▶ [Collected data entries]
━━━━

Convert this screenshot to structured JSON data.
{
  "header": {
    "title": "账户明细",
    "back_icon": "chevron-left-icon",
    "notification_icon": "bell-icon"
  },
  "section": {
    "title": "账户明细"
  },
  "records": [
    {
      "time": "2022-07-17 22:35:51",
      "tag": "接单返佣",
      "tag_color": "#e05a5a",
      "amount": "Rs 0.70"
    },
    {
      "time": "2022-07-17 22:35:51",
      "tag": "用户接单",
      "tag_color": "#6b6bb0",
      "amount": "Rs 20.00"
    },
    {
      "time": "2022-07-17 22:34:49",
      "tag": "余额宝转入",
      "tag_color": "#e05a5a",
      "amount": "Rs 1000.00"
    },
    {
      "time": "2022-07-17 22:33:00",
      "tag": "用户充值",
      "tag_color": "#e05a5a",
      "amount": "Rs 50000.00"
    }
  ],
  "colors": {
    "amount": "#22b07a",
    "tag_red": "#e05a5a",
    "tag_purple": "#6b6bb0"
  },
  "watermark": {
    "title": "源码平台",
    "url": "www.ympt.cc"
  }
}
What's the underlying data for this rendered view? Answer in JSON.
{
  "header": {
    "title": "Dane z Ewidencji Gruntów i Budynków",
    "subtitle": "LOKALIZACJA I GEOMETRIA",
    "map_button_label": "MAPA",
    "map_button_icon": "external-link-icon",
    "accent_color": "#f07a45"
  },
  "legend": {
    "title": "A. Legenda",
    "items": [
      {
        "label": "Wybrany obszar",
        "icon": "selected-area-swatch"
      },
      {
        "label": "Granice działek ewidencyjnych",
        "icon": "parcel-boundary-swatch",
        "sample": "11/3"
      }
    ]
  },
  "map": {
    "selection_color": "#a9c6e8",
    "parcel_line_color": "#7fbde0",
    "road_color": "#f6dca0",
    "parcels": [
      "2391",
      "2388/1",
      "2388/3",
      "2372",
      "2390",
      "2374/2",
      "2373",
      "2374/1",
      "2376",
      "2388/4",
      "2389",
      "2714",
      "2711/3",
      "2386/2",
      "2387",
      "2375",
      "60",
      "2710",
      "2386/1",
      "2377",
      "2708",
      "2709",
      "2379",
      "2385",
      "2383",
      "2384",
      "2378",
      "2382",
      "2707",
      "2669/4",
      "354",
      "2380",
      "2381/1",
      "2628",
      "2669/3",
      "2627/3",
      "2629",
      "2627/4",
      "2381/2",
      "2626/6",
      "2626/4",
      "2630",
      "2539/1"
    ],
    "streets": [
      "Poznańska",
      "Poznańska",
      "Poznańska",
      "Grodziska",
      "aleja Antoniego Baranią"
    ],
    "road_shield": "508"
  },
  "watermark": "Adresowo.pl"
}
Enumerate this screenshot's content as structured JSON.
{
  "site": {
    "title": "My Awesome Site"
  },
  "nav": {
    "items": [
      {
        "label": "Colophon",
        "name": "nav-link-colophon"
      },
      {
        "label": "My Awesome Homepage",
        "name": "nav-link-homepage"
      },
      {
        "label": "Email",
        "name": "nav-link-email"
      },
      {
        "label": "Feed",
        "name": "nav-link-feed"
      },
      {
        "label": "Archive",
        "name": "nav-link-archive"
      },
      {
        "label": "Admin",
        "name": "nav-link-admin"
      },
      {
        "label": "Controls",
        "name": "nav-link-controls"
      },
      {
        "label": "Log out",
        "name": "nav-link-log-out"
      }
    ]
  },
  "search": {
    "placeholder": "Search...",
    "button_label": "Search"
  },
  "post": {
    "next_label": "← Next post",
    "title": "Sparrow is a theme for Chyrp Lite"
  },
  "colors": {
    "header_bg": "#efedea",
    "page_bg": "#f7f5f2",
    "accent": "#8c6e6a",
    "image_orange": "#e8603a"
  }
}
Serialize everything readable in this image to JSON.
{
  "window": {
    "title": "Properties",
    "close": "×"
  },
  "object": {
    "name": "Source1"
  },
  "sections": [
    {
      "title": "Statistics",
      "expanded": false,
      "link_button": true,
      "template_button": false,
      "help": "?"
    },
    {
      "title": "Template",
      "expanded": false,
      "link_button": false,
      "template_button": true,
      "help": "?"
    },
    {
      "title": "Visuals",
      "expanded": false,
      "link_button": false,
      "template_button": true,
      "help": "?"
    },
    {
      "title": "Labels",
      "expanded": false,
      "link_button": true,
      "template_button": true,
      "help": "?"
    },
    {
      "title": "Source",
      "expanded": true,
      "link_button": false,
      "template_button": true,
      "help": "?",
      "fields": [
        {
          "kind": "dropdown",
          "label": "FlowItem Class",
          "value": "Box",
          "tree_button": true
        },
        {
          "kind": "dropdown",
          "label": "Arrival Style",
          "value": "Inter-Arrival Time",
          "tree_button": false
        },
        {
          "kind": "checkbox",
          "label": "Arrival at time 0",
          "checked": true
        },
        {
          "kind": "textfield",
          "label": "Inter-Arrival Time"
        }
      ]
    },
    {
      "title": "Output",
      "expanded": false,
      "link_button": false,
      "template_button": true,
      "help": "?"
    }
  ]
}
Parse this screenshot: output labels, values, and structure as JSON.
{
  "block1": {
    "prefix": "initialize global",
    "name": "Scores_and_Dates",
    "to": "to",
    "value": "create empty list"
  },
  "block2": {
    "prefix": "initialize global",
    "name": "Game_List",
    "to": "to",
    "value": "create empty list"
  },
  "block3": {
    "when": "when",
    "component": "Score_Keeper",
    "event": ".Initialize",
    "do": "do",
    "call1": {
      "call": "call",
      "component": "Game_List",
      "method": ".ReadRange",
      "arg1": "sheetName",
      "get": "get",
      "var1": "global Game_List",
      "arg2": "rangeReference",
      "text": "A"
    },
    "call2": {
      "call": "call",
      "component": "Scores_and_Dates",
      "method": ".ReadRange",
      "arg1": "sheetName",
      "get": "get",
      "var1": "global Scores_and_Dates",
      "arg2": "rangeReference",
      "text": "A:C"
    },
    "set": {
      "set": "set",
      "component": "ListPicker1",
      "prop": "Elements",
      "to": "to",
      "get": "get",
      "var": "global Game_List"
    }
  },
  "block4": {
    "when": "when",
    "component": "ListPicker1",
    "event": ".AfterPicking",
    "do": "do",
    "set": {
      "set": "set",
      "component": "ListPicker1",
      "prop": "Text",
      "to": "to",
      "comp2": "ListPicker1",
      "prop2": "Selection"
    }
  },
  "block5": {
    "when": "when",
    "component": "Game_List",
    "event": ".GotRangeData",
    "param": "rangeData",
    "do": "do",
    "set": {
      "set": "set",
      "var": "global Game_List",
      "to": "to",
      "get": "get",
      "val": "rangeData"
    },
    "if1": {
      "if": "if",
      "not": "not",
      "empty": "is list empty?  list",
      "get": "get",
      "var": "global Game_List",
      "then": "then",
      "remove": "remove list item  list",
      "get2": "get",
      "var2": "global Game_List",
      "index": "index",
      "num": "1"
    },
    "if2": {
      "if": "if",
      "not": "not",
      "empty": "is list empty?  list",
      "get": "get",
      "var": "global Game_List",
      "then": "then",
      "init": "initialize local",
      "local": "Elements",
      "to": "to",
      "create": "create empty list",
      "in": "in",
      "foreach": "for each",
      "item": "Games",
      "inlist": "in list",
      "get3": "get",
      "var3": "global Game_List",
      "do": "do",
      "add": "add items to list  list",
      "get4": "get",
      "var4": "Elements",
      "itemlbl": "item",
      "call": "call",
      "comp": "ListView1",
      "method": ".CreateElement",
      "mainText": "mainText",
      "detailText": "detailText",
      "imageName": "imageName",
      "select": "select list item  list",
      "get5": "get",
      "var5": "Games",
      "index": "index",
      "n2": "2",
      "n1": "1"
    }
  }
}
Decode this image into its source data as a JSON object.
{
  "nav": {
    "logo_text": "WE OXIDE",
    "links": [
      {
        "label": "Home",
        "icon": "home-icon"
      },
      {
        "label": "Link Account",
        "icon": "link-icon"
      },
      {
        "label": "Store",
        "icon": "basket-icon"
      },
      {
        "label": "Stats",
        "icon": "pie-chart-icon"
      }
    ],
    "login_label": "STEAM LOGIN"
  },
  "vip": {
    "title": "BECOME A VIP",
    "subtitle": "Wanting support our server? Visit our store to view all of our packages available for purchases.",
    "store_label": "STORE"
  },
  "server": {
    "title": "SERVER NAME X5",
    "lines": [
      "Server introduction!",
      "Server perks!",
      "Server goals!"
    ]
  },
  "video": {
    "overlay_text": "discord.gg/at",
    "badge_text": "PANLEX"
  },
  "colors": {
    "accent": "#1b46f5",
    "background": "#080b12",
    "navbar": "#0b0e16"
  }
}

━━━━

Write out every line of the data that holds the word "global".

    "prefix": "initialize global",
    "prefix": "initialize global",
      "var1": "global Game_List",
      "var1": "global Scores_and_Dates",
      "var": "global Game_List"
      "var": "global Game_List",
      "var": "global Game_List",
      "var2": "global Game_List",
      "var": "global Game_List",
      "var3": "global Game_List",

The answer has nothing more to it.